Written request:
Copy every line of the records below character for character, omitting the pictures.

Data for the task:
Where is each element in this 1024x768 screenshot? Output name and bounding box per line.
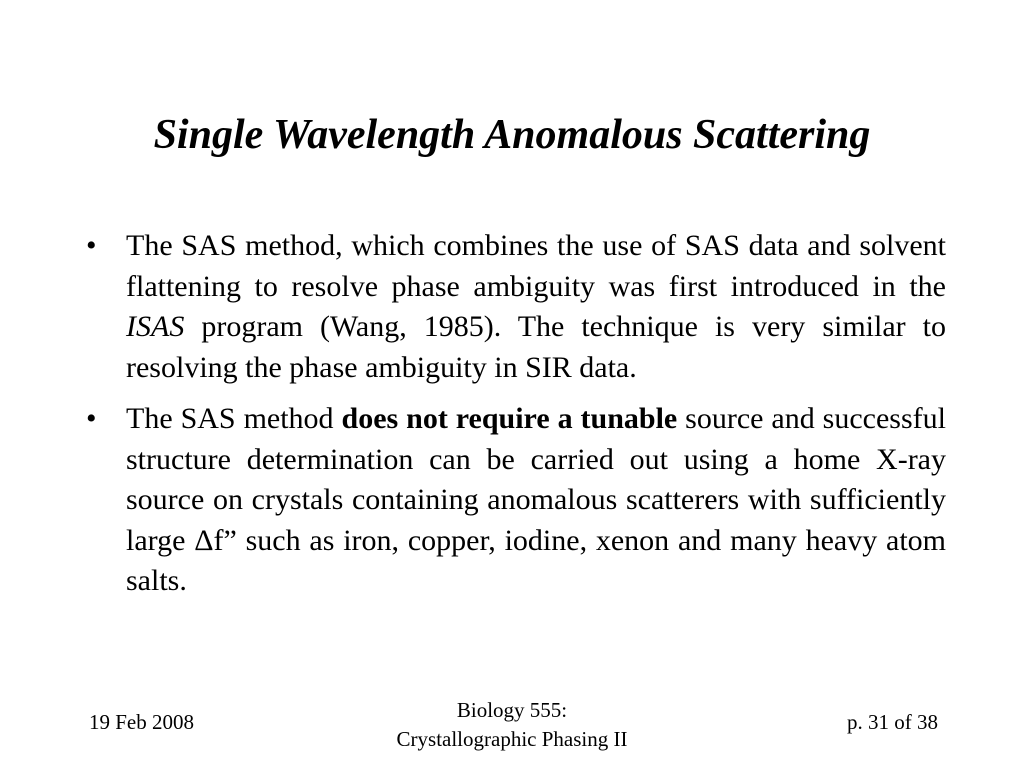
footer-page-number: p. 31 of 38 [847, 710, 938, 734]
bullet-item-sas-method-origin [86, 226, 946, 388]
bullet-marker: • [86, 402, 97, 435]
bullet-item-sas-no-tunable-source [86, 399, 946, 602]
bullet-text-bold: does not require a tunable [341, 402, 678, 435]
bullet-marker: • [86, 229, 97, 262]
footer-course-line1: Biology 555: [456, 698, 568, 722]
bullet-text: The SAS method, which combines the use of SAS data and solvent flattening to resolve phase ambiguity was first introduced in the [126, 229, 946, 303]
bullet-list [86, 226, 946, 613]
footer-course-title [312, 696, 712, 754]
bullet-text-italic: ISAS [126, 310, 185, 343]
bullet-text: program (Wang, 1985). The technique is very similar to resolving the phase ambiguity in SIR data. [126, 310, 946, 384]
bullet-text: The SAS method [126, 402, 342, 435]
slide-title: Single Wavelength Anomalous Scattering [153, 112, 871, 158]
footer-course-line2: Crystallographic Phasing II [396, 727, 628, 751]
footer-date: 19 Feb 2008 [89, 710, 194, 734]
bullet-text: source and successful structure determination can be carried out using a home X-ray source on crystals containing anomalous scatterers with sufficiently large Δf” such as iron, copper, iodine, xenon and many heavy atom salts. [126, 402, 946, 597]
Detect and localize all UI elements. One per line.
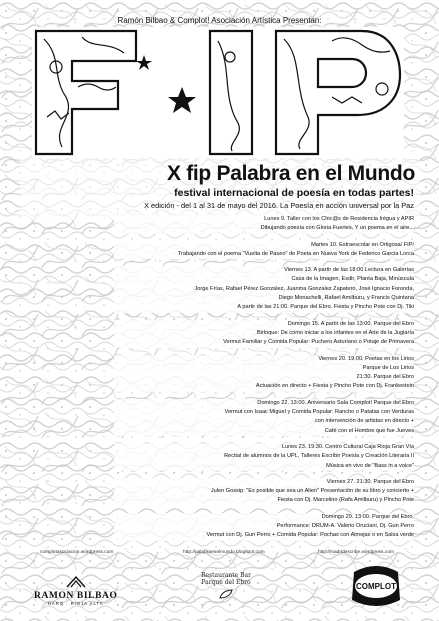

Exercise answer:
Where is each element in this 1024x768 screenshot? Output name and bounding box per line.
footer-page-number: p. 31 of 38 [847, 710, 938, 734]
bullet-item-sas-method-origin [86, 226, 946, 388]
bullet-marker: • [86, 402, 97, 435]
bullet-item-sas-no-tunable-source [86, 399, 946, 602]
bullet-text-bold: does not require a tunable [341, 402, 678, 435]
bullet-marker: • [86, 229, 97, 262]
footer-course-line1: Biology 555: [456, 698, 568, 722]
bullet-text: The SAS method, which combines the use of SAS data and solvent flattening to resolve phase ambiguity was first introduced in the [126, 229, 946, 303]
bullet-list [86, 226, 946, 613]
footer-course-title [312, 696, 712, 754]
bullet-text-italic: ISAS [126, 310, 185, 343]
bullet-text: program (Wang, 1985). The technique is very similar to resolving the phase ambiguity in SIR data. [126, 310, 946, 384]
bullet-text: The SAS method [126, 402, 342, 435]
slide-title: Single Wavelength Anomalous Scattering [153, 112, 871, 158]
footer-course-line2: Crystallographic Phasing II [396, 727, 628, 751]
footer-date: 19 Feb 2008 [89, 710, 194, 734]
bullet-text: source and successful structure determination can be carried out using a home X-ray source on crystals containing anomalous scatterers with sufficiently large Δf” such as iron, copper, iodine, xenon and many heavy atom salts. [126, 402, 946, 597]
Detect and localize all UI elements. One per line.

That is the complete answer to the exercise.